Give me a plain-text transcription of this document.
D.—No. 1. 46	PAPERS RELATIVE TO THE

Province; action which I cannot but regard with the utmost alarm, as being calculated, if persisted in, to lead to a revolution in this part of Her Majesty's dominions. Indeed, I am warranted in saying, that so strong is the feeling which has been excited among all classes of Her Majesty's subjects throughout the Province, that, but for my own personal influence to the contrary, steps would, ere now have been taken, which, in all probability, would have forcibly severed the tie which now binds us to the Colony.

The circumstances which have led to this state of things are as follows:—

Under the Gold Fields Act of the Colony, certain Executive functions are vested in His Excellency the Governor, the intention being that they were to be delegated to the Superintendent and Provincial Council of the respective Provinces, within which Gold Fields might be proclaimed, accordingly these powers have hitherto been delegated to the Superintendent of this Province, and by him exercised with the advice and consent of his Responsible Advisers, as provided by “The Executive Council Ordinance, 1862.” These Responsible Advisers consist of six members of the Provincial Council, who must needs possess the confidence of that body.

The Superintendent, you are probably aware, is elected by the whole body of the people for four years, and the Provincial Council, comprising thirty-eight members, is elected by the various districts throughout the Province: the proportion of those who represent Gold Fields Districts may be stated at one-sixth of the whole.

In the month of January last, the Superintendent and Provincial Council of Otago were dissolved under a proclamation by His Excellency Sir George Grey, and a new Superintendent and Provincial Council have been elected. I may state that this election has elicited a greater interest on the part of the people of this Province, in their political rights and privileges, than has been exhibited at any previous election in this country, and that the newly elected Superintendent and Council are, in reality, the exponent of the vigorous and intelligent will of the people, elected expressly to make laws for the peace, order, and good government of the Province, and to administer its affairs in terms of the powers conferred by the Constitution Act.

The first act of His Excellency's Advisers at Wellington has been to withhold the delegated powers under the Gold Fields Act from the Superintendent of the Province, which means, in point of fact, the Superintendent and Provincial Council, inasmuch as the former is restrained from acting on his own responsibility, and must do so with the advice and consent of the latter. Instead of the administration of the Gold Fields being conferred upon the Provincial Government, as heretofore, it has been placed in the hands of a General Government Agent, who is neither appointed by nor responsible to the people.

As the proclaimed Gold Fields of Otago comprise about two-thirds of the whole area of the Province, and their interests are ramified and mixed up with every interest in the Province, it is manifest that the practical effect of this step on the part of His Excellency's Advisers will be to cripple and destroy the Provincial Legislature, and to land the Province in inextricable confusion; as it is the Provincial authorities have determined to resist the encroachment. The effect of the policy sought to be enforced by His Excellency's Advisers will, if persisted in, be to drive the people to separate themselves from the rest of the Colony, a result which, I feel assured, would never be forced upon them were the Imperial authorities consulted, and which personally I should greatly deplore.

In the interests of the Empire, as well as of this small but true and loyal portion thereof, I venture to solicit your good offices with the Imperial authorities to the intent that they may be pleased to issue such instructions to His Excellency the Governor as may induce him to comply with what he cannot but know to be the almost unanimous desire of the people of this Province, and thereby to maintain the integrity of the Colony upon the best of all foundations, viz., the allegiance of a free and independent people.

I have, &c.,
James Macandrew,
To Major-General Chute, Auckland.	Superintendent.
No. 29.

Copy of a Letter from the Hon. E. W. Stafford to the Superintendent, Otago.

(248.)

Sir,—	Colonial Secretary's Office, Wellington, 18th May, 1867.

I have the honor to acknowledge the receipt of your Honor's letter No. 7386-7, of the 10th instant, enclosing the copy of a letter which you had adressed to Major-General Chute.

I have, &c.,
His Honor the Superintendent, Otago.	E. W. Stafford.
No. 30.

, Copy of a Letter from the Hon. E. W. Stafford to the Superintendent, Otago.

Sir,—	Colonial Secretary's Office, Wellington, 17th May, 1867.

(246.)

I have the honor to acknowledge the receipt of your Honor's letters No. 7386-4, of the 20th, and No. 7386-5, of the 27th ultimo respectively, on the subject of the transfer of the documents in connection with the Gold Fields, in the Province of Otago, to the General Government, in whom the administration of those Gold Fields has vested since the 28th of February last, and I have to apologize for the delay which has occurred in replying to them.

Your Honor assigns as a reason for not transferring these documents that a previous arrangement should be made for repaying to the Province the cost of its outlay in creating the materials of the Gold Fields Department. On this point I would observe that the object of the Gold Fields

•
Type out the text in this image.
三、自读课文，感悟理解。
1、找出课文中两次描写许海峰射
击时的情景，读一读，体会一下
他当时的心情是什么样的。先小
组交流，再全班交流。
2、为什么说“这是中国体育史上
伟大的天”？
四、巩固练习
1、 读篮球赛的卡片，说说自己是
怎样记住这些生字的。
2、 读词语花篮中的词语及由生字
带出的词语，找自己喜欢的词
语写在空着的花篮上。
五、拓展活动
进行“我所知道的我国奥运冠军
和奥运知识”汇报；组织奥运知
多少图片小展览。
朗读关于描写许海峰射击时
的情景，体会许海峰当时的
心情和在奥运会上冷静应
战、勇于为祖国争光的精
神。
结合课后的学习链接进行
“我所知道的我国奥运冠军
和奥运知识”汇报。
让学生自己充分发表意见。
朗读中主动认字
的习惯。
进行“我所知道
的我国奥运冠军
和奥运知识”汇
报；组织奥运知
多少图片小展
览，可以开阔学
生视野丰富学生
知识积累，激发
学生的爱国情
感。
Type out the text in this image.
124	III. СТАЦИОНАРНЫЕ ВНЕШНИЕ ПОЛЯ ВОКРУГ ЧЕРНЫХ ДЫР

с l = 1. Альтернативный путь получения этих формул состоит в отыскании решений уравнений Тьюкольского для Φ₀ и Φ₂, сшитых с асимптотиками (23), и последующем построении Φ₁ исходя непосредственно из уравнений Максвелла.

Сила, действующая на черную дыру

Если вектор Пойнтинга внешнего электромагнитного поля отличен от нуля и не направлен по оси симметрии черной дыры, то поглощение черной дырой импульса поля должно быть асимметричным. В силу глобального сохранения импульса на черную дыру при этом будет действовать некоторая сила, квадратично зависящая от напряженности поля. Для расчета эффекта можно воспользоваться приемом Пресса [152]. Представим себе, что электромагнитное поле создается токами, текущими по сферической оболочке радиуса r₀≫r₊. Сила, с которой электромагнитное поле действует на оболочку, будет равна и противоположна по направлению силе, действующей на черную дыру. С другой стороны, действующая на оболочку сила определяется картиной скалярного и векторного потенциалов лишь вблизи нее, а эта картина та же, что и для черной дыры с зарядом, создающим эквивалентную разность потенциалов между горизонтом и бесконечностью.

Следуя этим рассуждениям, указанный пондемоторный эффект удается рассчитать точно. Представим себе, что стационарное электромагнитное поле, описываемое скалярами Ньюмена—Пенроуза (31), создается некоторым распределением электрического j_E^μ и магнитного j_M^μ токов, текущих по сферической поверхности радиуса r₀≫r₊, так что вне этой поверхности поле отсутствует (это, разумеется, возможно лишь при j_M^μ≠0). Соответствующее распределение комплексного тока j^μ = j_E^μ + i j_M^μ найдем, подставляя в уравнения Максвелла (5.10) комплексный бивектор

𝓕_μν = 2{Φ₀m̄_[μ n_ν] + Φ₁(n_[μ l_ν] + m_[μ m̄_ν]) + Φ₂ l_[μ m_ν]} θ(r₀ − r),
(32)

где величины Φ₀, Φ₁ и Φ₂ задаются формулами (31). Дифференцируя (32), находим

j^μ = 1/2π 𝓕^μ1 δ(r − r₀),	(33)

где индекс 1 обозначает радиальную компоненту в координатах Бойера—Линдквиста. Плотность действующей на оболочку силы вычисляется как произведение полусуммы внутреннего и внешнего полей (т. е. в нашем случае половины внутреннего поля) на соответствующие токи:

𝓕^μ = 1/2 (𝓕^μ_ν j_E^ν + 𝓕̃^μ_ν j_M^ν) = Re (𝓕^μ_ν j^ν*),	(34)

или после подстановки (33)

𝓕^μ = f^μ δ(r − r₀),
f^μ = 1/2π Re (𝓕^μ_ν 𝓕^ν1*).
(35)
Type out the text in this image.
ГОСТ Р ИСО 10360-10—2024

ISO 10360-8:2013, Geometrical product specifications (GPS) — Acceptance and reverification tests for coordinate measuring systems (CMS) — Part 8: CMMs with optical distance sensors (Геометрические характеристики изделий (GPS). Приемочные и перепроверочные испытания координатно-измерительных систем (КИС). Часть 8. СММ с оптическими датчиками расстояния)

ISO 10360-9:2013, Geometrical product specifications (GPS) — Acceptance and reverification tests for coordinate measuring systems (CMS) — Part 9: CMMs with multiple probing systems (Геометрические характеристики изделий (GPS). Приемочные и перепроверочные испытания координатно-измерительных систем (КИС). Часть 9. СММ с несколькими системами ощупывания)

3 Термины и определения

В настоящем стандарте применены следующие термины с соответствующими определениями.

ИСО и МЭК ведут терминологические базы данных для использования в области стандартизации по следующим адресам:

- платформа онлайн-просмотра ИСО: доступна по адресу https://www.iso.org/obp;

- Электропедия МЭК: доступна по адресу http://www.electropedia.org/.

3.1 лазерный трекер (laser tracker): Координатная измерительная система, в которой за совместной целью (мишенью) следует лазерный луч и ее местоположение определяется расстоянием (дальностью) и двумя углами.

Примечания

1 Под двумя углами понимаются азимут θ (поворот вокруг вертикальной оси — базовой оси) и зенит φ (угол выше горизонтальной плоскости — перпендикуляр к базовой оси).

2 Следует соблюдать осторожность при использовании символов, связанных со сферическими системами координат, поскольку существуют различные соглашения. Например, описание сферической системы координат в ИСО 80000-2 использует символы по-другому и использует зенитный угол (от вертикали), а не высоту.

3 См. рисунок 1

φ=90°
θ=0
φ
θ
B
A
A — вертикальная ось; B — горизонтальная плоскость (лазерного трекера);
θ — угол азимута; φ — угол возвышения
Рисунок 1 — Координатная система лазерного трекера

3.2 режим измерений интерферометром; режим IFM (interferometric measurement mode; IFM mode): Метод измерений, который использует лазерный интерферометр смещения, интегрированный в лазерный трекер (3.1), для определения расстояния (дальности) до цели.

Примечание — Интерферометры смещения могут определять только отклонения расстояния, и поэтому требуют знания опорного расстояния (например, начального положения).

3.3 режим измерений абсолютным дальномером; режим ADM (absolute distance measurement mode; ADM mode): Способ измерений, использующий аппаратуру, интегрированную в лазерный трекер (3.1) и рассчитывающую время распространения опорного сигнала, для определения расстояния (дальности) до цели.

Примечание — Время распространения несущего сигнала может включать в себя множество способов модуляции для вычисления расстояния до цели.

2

● **JOB**
Find each line holding the string "Major" and copy it out.

● **ANSWER TO THIS TASK**
To Major-General Chute, Auckland.	Superintendent.
I have the honor to acknowledge the receipt of your Honor's letter No. 7386-7, of the 10th instant, enclosing the copy of a letter which you had adressed to Major-General Chute.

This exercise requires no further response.